→ To be done
Filter this data down to the lines that hold "Republik", and copy them.

→ Dataset extract
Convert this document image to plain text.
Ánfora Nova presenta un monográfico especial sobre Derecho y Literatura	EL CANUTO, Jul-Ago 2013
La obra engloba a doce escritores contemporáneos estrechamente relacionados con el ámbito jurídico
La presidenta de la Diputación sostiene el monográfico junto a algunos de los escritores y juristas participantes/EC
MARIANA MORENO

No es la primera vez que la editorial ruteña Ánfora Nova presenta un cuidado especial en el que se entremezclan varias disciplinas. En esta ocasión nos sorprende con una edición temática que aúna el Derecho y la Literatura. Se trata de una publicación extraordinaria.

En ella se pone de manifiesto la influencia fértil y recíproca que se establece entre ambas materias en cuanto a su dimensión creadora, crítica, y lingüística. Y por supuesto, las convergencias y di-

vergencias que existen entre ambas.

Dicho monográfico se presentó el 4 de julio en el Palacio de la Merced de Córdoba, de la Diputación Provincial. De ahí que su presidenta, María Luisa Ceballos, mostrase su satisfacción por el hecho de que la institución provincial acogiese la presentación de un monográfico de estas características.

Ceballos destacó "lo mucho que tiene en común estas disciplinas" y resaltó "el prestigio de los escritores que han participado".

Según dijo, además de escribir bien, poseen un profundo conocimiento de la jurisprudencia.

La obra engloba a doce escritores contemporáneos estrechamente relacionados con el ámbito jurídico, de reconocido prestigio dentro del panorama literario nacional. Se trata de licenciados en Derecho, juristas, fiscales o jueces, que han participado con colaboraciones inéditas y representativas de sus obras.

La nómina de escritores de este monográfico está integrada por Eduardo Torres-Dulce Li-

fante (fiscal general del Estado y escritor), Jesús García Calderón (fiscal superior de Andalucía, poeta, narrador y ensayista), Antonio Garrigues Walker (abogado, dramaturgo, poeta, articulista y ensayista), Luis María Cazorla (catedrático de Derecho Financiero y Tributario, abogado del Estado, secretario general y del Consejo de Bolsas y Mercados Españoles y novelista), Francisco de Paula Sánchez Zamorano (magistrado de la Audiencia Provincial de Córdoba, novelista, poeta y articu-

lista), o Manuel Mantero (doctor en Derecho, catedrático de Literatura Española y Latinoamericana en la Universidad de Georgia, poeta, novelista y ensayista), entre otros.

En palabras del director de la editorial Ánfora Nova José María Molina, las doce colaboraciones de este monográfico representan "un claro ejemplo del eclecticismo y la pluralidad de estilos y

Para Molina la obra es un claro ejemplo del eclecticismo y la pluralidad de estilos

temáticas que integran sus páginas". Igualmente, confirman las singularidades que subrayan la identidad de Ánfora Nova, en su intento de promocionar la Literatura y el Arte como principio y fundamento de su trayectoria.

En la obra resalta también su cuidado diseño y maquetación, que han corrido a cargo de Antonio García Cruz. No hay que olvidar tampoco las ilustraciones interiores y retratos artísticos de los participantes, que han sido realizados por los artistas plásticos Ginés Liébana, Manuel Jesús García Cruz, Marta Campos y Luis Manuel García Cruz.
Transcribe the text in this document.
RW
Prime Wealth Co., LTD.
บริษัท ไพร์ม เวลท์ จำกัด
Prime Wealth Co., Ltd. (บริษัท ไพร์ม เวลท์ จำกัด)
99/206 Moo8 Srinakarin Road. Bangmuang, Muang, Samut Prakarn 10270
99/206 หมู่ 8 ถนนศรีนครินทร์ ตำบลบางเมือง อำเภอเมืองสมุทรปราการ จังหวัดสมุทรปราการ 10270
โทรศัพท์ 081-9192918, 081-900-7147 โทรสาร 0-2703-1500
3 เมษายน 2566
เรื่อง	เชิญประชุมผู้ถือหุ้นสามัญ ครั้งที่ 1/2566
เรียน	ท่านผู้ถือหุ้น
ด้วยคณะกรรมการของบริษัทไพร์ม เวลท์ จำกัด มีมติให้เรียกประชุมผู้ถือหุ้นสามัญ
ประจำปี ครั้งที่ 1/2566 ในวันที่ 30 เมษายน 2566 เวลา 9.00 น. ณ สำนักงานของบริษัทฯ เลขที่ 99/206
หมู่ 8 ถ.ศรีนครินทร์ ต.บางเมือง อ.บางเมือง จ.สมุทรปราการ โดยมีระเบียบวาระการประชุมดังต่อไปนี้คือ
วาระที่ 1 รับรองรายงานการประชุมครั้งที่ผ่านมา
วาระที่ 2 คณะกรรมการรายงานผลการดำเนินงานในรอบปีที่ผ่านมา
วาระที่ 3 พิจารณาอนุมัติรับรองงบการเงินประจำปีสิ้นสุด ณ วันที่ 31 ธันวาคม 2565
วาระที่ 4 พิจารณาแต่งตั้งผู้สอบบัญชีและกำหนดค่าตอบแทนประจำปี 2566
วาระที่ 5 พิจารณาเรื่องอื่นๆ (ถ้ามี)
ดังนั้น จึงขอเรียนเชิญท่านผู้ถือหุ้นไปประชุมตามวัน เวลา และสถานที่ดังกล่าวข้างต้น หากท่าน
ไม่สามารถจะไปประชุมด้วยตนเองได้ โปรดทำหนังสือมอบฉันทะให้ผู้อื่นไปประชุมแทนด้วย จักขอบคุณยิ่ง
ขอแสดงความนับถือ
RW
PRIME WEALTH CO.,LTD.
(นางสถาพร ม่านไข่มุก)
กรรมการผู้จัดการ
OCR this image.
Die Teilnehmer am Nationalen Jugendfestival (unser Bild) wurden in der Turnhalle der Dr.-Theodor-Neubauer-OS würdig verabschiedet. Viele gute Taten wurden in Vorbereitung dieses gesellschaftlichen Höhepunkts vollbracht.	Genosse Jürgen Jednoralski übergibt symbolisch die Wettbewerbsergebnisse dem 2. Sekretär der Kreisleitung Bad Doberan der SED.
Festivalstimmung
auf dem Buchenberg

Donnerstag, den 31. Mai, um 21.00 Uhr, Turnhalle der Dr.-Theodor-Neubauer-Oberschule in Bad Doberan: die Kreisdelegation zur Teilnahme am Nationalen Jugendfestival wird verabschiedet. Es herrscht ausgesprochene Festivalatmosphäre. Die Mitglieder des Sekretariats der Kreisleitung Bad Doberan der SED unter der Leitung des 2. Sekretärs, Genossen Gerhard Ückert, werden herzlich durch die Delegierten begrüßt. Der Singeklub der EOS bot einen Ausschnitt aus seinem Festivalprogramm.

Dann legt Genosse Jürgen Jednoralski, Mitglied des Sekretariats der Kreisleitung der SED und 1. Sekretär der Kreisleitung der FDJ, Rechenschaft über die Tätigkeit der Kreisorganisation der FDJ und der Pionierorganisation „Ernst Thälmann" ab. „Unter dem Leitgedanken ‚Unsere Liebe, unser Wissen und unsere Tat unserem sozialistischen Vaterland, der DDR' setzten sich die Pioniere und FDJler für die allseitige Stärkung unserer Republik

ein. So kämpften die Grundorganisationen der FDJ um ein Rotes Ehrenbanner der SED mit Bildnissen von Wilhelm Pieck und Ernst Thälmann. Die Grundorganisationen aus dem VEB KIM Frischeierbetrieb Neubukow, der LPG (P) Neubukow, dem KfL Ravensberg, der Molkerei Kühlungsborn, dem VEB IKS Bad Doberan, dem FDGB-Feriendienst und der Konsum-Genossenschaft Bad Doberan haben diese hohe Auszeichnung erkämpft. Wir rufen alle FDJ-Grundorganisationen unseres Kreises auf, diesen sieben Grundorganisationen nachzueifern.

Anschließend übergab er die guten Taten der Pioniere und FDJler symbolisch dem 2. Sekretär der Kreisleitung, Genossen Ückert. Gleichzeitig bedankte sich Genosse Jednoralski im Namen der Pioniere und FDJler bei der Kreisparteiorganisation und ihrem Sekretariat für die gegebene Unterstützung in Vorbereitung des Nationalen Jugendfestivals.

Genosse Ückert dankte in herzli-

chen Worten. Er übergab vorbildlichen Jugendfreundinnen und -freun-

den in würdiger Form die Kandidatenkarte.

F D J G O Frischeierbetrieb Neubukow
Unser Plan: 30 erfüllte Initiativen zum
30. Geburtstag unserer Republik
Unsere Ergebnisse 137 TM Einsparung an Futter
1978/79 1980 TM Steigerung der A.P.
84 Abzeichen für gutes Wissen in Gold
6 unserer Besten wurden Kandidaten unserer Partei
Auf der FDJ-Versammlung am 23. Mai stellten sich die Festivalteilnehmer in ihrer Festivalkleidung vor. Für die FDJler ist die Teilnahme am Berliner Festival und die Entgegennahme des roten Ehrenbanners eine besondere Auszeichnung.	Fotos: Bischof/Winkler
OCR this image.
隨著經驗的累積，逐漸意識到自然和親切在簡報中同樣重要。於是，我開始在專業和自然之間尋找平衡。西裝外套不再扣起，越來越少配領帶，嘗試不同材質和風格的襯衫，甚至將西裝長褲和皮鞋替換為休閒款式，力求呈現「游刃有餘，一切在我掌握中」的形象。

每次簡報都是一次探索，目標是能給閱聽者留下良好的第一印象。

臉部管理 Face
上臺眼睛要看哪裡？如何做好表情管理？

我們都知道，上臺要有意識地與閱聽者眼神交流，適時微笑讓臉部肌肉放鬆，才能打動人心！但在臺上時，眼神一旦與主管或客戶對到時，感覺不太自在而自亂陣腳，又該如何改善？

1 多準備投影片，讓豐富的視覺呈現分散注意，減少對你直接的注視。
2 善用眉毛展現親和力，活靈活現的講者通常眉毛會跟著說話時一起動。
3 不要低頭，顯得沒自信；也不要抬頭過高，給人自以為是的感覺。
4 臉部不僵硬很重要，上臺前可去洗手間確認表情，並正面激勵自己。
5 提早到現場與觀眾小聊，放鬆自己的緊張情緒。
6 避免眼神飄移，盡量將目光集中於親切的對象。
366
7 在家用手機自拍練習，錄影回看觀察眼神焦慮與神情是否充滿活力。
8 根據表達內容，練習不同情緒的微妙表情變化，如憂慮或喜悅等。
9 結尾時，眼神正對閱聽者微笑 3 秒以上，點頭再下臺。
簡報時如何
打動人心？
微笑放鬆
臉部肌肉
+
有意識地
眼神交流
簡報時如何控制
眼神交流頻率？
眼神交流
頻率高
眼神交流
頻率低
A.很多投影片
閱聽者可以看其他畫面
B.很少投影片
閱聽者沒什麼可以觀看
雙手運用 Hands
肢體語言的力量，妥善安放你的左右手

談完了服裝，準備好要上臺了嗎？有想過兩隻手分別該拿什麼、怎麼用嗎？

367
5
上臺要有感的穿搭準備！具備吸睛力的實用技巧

→ Task answer
Dann legt Genosse Jürgen Jednoralski, Mitglied des Sekretariats der Kreisleitung der SED und 1. Sekretär der Kreisleitung der FDJ, Rechenschaft über die Tätigkeit der Kreisorganisation der FDJ und der Pionierorganisation „Ernst Thälmann" ab. „Unter dem Leitgedanken ‚Unsere Liebe, unser Wissen und unsere Tat unserem sozialistischen Vaterland, der DDR' setzten sich die Pioniere und FDJler für die allseitige Stärkung unserer Republik
30. Geburtstag unserer Republik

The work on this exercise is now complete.